**Goal of the exercise**
Tally how many lines include "päästä". The number is the whole answer.

========================

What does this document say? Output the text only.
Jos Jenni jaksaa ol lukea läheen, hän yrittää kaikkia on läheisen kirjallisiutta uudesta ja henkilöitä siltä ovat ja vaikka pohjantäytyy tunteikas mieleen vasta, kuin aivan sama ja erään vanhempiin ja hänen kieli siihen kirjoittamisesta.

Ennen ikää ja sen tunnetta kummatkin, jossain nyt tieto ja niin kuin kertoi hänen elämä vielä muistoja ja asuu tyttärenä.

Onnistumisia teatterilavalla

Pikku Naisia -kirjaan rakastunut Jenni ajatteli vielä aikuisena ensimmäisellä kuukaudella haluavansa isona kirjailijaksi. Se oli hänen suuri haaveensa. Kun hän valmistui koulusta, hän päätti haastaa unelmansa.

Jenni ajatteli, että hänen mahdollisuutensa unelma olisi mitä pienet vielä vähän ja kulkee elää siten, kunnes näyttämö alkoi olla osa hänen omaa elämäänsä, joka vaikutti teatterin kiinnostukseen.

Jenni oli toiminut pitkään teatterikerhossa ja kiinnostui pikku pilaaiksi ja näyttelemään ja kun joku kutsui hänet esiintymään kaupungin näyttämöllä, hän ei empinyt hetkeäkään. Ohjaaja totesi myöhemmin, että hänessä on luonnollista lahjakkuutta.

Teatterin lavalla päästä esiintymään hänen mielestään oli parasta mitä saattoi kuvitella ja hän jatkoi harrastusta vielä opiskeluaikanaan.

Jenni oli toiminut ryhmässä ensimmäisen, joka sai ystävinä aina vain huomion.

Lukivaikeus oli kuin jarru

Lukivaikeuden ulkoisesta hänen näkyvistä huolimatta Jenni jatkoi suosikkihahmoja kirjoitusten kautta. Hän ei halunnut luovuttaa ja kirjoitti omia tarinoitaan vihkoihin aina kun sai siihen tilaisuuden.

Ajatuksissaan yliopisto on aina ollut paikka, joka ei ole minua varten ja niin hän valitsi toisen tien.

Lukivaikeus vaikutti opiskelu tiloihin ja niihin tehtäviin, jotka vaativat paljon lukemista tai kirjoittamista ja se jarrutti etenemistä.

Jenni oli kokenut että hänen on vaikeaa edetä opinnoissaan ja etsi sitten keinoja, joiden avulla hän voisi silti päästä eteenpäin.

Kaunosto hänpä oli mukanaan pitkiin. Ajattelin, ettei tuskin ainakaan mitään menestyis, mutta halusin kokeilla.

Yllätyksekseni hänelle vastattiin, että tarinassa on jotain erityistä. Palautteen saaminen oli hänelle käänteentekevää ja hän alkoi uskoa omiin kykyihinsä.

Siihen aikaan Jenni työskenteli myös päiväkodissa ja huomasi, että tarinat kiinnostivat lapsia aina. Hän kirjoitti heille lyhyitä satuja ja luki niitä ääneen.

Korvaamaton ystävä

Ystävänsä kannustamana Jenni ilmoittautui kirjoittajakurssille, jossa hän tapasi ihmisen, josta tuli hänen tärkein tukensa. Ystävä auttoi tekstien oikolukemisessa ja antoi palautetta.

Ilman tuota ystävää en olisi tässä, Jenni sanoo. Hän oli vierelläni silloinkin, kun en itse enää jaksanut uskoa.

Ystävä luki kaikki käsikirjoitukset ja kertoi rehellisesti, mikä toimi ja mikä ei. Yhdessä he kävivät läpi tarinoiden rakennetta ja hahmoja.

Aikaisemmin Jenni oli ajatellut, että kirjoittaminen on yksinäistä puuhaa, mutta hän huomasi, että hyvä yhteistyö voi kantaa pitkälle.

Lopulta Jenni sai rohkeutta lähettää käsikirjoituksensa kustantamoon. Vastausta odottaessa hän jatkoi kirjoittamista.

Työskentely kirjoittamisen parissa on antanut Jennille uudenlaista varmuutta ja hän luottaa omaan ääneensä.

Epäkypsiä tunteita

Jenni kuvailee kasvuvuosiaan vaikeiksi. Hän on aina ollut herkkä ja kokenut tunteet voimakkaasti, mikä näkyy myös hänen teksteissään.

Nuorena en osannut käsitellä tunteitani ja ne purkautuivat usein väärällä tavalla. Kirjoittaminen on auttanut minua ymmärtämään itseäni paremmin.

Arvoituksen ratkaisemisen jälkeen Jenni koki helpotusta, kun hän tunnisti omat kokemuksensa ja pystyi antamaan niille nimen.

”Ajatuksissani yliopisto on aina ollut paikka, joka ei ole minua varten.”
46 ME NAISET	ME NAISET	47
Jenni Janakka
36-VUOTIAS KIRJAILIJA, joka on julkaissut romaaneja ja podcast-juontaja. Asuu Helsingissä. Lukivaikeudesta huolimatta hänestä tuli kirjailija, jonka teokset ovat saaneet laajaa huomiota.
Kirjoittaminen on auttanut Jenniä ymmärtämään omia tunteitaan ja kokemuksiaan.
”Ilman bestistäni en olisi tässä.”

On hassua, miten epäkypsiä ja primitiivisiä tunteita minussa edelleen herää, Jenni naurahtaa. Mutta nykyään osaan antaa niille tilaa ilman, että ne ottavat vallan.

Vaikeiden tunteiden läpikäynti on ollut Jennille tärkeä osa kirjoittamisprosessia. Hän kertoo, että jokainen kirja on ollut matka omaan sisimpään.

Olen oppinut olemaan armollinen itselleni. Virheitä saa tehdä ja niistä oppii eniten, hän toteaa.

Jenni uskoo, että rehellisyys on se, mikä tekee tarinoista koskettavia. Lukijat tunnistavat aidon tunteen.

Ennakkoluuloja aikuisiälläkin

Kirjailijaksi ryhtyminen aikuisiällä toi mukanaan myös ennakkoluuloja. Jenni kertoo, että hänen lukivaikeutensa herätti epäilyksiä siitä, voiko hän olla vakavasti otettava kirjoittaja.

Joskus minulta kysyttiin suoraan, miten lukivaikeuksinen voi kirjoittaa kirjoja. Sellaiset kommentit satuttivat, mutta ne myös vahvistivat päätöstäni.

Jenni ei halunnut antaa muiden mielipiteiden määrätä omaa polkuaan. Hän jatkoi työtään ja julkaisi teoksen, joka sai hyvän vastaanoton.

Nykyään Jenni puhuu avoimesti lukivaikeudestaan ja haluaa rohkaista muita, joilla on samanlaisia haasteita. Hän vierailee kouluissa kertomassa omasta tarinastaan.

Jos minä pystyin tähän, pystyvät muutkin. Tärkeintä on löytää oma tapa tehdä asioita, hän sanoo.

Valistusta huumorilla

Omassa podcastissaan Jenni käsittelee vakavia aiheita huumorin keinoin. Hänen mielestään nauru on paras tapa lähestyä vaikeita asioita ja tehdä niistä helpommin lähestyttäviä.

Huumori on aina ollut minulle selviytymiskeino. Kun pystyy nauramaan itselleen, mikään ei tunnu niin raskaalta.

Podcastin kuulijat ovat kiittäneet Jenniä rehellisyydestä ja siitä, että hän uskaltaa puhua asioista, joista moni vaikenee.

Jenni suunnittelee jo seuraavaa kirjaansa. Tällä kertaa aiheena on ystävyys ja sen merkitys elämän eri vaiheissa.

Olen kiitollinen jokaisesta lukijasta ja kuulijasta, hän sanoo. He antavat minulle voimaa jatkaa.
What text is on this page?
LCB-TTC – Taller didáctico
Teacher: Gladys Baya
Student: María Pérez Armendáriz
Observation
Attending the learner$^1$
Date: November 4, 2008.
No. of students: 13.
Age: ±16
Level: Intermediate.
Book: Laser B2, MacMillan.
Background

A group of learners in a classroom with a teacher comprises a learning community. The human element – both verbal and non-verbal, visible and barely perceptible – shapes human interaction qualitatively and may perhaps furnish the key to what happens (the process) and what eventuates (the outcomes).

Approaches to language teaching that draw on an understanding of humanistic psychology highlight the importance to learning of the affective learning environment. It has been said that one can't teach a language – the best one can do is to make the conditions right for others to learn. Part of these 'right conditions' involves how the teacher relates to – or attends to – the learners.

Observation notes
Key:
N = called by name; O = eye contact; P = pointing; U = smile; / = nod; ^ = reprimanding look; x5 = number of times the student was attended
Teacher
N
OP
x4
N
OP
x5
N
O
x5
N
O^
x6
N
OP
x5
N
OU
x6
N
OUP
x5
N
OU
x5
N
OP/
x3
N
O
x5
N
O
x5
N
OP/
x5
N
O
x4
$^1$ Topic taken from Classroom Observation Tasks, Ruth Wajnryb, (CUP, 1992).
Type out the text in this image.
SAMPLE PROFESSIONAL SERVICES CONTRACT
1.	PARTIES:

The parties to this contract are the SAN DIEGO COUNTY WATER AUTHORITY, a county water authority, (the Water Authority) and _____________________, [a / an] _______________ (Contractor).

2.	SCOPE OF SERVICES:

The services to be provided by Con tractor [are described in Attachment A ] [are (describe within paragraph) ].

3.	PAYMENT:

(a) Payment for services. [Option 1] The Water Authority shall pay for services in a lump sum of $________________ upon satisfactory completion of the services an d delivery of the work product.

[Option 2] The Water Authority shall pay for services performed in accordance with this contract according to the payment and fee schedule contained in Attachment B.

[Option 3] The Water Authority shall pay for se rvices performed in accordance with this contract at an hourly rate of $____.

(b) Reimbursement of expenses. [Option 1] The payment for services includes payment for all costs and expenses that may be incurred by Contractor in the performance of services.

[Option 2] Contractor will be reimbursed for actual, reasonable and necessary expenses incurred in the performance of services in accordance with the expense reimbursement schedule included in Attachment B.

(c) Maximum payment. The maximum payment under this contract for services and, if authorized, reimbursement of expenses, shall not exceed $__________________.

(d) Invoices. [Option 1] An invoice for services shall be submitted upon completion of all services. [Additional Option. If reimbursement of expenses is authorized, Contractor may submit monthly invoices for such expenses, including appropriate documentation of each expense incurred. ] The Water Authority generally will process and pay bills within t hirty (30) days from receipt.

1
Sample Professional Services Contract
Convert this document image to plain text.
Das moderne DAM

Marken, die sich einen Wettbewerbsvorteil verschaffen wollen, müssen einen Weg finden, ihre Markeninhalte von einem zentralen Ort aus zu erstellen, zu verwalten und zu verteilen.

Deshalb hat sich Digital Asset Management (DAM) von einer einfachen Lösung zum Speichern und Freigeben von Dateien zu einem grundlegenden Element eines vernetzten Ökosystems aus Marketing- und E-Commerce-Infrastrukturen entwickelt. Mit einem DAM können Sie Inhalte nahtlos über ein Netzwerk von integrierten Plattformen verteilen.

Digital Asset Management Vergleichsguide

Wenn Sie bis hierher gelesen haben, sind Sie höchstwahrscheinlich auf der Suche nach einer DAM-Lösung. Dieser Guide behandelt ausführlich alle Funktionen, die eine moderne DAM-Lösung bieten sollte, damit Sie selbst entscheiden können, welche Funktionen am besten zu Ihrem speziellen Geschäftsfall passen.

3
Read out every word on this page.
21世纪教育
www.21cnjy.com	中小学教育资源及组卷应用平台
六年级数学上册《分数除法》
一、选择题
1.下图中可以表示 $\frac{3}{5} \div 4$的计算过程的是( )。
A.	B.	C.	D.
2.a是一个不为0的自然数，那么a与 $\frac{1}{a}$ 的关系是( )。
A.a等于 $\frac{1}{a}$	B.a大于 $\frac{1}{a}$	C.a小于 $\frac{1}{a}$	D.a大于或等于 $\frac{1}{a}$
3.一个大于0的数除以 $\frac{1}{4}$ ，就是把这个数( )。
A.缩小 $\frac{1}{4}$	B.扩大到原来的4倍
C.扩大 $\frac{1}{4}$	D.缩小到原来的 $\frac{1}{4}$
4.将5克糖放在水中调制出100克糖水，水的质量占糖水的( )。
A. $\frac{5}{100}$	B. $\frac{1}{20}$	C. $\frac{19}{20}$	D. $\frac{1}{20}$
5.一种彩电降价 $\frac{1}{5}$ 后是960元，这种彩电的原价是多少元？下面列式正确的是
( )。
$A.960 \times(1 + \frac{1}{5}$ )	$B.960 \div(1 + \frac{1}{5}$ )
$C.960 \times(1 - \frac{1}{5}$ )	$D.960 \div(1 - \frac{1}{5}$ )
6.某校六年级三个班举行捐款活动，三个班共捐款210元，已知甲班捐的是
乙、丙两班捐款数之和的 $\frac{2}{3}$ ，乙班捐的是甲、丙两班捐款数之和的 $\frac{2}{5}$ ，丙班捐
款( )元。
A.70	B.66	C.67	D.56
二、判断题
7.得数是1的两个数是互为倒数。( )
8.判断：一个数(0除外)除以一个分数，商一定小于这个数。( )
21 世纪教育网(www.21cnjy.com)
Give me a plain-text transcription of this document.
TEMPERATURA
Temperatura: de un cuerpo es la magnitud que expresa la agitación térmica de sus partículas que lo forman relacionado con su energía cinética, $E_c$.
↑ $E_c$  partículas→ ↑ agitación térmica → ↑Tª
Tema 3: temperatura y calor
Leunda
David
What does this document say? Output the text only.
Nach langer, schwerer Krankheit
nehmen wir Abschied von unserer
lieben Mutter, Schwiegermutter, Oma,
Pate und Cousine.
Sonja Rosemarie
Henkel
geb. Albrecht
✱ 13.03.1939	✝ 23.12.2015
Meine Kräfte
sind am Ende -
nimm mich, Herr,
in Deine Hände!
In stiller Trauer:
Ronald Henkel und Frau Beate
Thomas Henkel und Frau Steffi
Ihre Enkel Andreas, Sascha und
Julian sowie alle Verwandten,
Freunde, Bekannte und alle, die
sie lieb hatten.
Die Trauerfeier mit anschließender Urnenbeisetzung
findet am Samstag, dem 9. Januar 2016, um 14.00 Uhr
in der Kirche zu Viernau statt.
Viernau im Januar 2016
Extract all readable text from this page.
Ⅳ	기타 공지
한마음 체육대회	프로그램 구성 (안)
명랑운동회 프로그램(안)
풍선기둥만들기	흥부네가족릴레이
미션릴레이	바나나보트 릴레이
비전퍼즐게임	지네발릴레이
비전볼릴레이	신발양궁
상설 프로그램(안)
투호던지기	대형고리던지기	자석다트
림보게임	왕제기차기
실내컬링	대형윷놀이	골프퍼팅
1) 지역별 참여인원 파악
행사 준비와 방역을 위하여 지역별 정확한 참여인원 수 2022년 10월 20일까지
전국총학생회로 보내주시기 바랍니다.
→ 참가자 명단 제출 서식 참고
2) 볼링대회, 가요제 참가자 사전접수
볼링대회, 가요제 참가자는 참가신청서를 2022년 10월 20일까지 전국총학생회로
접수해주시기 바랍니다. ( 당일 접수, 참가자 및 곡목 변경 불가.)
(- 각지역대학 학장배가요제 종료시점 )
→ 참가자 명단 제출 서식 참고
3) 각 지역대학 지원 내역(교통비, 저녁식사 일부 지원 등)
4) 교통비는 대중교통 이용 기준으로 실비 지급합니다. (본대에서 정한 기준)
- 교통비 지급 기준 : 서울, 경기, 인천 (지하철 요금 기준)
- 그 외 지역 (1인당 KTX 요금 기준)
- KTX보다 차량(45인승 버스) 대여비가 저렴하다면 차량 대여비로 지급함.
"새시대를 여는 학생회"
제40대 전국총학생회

========================

**Correct result**
2